DATA LINES:
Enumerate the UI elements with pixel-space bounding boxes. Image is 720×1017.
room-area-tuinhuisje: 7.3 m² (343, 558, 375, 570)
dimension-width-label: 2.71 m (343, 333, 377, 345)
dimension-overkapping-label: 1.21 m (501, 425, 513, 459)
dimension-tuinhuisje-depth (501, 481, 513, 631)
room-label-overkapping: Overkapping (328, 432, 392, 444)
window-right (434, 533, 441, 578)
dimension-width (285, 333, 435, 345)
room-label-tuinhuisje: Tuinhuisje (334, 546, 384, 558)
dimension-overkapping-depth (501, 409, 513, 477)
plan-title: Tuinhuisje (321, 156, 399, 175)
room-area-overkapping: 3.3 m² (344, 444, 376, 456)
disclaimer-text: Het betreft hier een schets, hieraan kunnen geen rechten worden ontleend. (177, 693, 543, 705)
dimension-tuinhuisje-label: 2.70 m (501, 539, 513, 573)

==

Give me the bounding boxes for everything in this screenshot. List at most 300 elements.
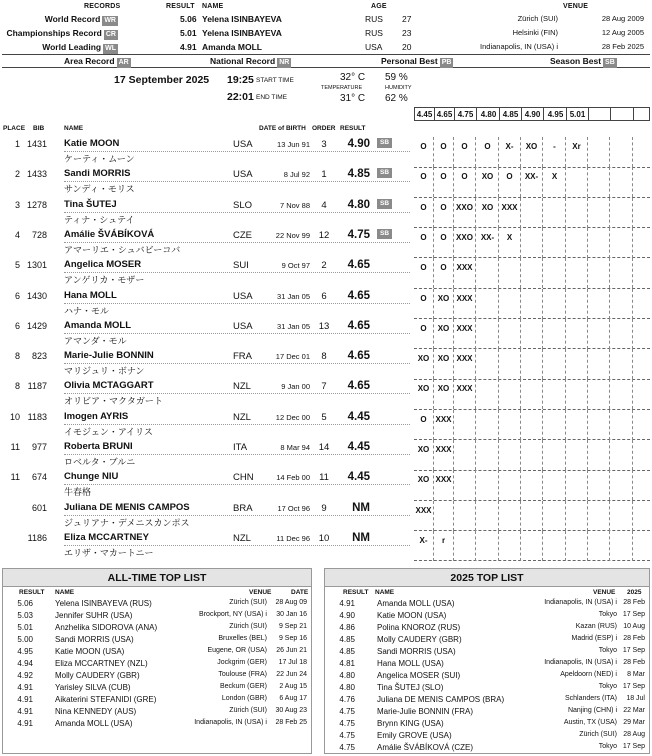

YOUR INSTRUCTIONS: Please find every line in the items above that contains the string "overkapping" and copy each of those lines in full.

ANSWER TO THE TASK:
dimension-overkapping-label: 1.21 m (501, 425, 513, 459)
room-label-overkapping: Overkapping (328, 432, 392, 444)
dimension-overkapping-depth (501, 409, 513, 477)
room-area-overkapping: 3.3 m² (344, 444, 376, 456)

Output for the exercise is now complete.